**YOUR INSTRUCTIONS**
Reproduce the full listing that appears beneath this instruction exactly.

**DATASET RECORDS**
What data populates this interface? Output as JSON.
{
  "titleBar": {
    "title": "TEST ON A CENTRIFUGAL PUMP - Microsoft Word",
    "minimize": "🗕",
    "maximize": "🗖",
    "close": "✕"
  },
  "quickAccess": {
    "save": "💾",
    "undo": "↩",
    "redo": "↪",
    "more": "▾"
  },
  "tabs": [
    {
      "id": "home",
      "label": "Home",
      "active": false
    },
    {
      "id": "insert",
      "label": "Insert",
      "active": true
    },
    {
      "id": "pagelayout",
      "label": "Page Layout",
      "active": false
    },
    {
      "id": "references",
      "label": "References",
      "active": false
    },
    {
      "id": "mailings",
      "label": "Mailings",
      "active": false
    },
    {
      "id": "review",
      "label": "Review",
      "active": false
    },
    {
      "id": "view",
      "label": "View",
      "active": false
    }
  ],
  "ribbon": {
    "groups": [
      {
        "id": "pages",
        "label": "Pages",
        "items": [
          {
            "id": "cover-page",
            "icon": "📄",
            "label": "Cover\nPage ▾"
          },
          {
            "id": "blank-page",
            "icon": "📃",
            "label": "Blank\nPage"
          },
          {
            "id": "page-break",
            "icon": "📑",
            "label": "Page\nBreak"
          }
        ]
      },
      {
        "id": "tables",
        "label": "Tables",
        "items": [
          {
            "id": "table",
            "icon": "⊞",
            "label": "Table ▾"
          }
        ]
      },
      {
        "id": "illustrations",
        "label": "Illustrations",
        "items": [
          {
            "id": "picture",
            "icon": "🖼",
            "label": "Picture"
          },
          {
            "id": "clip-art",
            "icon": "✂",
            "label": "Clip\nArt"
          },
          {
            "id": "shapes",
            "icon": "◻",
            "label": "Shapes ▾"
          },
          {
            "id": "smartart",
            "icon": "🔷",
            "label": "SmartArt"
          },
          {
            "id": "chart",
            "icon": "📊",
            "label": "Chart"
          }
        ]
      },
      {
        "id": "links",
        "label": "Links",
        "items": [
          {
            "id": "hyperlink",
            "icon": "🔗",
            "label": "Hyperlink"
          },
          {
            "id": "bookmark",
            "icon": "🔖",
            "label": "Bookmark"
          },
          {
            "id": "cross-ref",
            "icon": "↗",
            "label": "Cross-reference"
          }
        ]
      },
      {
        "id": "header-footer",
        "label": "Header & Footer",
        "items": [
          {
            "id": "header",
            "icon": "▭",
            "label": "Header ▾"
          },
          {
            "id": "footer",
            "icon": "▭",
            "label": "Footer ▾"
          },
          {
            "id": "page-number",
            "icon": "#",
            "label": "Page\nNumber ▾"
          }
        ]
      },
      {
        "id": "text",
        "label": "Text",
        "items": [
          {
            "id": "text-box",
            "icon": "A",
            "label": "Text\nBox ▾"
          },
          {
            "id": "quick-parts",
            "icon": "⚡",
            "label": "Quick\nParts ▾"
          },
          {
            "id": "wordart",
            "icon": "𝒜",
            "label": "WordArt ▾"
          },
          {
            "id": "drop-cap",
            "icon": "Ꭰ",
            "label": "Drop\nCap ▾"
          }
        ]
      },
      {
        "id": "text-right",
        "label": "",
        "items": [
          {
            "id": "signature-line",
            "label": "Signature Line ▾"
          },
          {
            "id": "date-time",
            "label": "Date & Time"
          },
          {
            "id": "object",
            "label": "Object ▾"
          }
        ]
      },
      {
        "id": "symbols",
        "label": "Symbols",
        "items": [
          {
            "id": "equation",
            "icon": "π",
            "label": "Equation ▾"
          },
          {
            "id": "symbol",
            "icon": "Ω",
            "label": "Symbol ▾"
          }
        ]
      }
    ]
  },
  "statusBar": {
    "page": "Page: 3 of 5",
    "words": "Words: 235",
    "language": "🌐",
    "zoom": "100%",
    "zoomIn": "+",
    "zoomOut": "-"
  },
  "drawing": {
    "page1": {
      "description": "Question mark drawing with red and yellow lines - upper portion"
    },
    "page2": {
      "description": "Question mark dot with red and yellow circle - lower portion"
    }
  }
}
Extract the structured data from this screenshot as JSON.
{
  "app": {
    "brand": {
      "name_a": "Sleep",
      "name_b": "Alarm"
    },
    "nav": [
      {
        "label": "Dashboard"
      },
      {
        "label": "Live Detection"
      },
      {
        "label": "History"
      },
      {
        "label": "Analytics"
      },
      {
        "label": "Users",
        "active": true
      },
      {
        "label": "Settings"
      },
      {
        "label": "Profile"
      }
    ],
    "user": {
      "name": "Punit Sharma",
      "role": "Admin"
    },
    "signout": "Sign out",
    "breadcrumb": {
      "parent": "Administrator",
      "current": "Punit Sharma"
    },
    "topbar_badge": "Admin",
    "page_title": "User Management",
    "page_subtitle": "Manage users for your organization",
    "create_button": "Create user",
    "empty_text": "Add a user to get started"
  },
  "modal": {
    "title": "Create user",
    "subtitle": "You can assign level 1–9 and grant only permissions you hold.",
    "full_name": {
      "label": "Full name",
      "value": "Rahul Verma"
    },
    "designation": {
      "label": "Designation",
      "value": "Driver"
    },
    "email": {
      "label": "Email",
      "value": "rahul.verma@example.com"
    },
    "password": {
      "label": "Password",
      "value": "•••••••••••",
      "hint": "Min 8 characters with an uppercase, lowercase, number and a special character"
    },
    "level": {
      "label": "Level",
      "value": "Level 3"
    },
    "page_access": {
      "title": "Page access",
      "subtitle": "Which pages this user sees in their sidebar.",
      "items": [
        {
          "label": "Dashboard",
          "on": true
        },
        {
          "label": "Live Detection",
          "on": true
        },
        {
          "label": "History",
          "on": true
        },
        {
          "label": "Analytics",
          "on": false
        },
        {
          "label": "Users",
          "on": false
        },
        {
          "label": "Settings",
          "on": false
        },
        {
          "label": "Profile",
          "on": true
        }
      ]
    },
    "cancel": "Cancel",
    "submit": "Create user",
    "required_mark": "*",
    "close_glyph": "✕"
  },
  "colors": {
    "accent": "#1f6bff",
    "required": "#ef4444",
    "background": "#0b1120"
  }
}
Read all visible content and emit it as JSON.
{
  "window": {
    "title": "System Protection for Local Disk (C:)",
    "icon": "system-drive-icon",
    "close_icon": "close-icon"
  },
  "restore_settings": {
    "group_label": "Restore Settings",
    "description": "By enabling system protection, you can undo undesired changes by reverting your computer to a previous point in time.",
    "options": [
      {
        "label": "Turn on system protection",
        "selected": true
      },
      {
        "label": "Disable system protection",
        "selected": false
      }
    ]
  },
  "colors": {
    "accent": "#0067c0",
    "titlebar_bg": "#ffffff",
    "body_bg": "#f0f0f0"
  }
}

**EXERCISE RESPONSE**
What data populates this interface? Output as JSON.
{
  "titleBar": {
    "title": "TEST ON A CENTRIFUGAL PUMP - Microsoft Word",
    "minimize": "🗕",
    "maximize": "🗖",
    "close": "✕"
  },
  "quickAccess": {
    "save": "💾",
    "undo": "↩",
    "redo": "↪",
    "more": "▾"
  },
  "tabs": [
    {
      "id": "home",
      "label": "Home",
      "active": false
    },
    {
      "id": "insert",
      "label": "Insert",
      "active": true
    },
    {
      "id": "pagelayout",
      "label": "Page Layout",
      "active": false
    },
    {
      "id": "references",
      "label": "References",
      "active": false
    },
    {
      "id": "mailings",
      "label": "Mailings",
      "active": false
    },
    {
      "id": "review",
      "label": "Review",
      "active": false
    },
    {
      "id": "view",
      "label": "View",
      "active": false
    }
  ],
  "ribbon": {
    "groups": [
      {
        "id": "pages",
        "label": "Pages",
        "items": [
          {
            "id": "cover-page",
            "icon": "📄",
            "label": "Cover\nPage ▾"
          },
          {
            "id": "blank-page",
            "icon": "📃",
            "label": "Blank\nPage"
          },
          {
            "id": "page-break",
            "icon": "📑",
            "label": "Page\nBreak"
          }
        ]
      },
      {
        "id": "tables",
        "label": "Tables",
        "items": [
          {
            "id": "table",
            "icon": "⊞",
            "label": "Table ▾"
          }
        ]
      },
      {
        "id": "illustrations",
        "label": "Illustrations",
        "items": [
          {
            "id": "picture",
            "icon": "🖼",
            "label": "Picture"
          },
          {
            "id": "clip-art",
            "icon": "✂",
            "label": "Clip\nArt"
          },
          {
            "id": "shapes",
            "icon": "◻",
            "label": "Shapes ▾"
          },
          {
            "id": "smartart",
            "icon": "🔷",
            "label": "SmartArt"
          },
          {
            "id": "chart",
            "icon": "📊",
            "label": "Chart"
          }
        ]
      },
      {
        "id": "links",
        "label": "Links",
        "items": [
          {
            "id": "hyperlink",
            "icon": "🔗",
            "label": "Hyperlink"
          },
          {
            "id": "bookmark",
            "icon": "🔖",
            "label": "Bookmark"
          },
          {
            "id": "cross-ref",
            "icon": "↗",
            "label": "Cross-reference"
          }
        ]
      },
      {
        "id": "header-footer",
        "label": "Header & Footer",
        "items": [
          {
            "id": "header",
            "icon": "▭",
            "label": "Header ▾"
          },
          {
            "id": "footer",
            "icon": "▭",
            "label": "Footer ▾"
          },
          {
            "id": "page-number",
            "icon": "#",
            "label": "Page\nNumber ▾"
          }
        ]
      },
      {
        "id": "text",
        "label": "Text",
        "items": [
          {
            "id": "text-box",
            "icon": "A",
            "label": "Text\nBox ▾"
          },
          {
            "id": "quick-parts",
            "icon": "⚡",
            "label": "Quick\nParts ▾"
          },
          {
            "id": "wordart",
            "icon": "𝒜",
            "label": "WordArt ▾"
          },
          {
            "id": "drop-cap",
            "icon": "Ꭰ",
            "label": "Drop\nCap ▾"
          }
        ]
      },
      {
        "id": "text-right",
        "label": "",
        "items": [
          {
            "id": "signature-line",
            "label": "Signature Line ▾"
          },
          {
            "id": "date-time",
            "label": "Date & Time"
          },
          {
            "id": "object",
            "label": "Object ▾"
          }
        ]
      },
      {
        "id": "symbols",
        "label": "Symbols",
        "items": [
          {
            "id": "equation",
            "icon": "π",
            "label": "Equation ▾"
          },
          {
            "id": "symbol",
            "icon": "Ω",
            "label": "Symbol ▾"
          }
        ]
      }
    ]
  },
  "statusBar": {
    "page": "Page: 3 of 5",
    "words": "Words: 235",
    "language": "🌐",
    "zoom": "100%",
    "zoomIn": "+",
    "zoomOut": "-"
  },
  "drawing": {
    "page1": {
      "description": "Question mark drawing with red and yellow lines - upper portion"
    },
    "page2": {
      "description": "Question mark dot with red and yellow circle - lower portion"
    }
  }
}
Extract the structured data from this screenshot as JSON.
{
  "app": {
    "brand": {
      "name_a": "Sleep",
      "name_b": "Alarm"
    },
    "nav": [
      {
        "label": "Dashboard"
      },
      {
        "label": "Live Detection"
      },
      {
        "label": "History"
      },
      {
        "label": "Analytics"
      },
      {
        "label": "Users",
        "active": true
      },
      {
        "label": "Settings"
      },
      {
        "label": "Profile"
      }
    ],
    "user": {
      "name": "Punit Sharma",
      "role": "Admin"
    },
    "signout": "Sign out",
    "breadcrumb": {
      "parent": "Administrator",
      "current": "Punit Sharma"
    },
    "topbar_badge": "Admin",
    "page_title": "User Management",
    "page_subtitle": "Manage users for your organization",
    "create_button": "Create user",
    "empty_text": "Add a user to get started"
  },
  "modal": {
    "title": "Create user",
    "subtitle": "You can assign level 1–9 and grant only permissions you hold.",
    "full_name": {
      "label": "Full name",
      "value": "Rahul Verma"
    },
    "designation": {
      "label": "Designation",
      "value": "Driver"
    },
    "email": {
      "label": "Email",
      "value": "rahul.verma@example.com"
    },
    "password": {
      "label": "Password",
      "value": "•••••••••••",
      "hint": "Min 8 characters with an uppercase, lowercase, number and a special character"
    },
    "level": {
      "label": "Level",
      "value": "Level 3"
    },
    "page_access": {
      "title": "Page access",
      "subtitle": "Which pages this user sees in their sidebar.",
      "items": [
        {
          "label": "Dashboard",
          "on": true
        },
        {
          "label": "Live Detection",
          "on": true
        },
        {
          "label": "History",
          "on": true
        },
        {
          "label": "Analytics",
          "on": false
        },
        {
          "label": "Users",
          "on": false
        },
        {
          "label": "Settings",
          "on": false
        },
        {
          "label": "Profile",
          "on": true
        }
      ]
    },
    "cancel": "Cancel",
    "submit": "Create user",
    "required_mark": "*",
    "close_glyph": "✕"
  },
  "colors": {
    "accent": "#1f6bff",
    "required": "#ef4444",
    "background": "#0b1120"
  }
}
Read all visible content and emit it as JSON.
{
  "window": {
    "title": "System Protection for Local Disk (C:)",
    "icon": "system-drive-icon",
    "close_icon": "close-icon"
  },
  "restore_settings": {
    "group_label": "Restore Settings",
    "description": "By enabling system protection, you can undo undesired changes by reverting your computer to a previous point in time.",
    "options": [
      {
        "label": "Turn on system protection",
        "selected": true
      },
      {
        "label": "Disable system protection",
        "selected": false
      }
    ]
  },
  "colors": {
    "accent": "#0067c0",
    "titlebar_bg": "#ffffff",
    "body_bg": "#f0f0f0"
  }
}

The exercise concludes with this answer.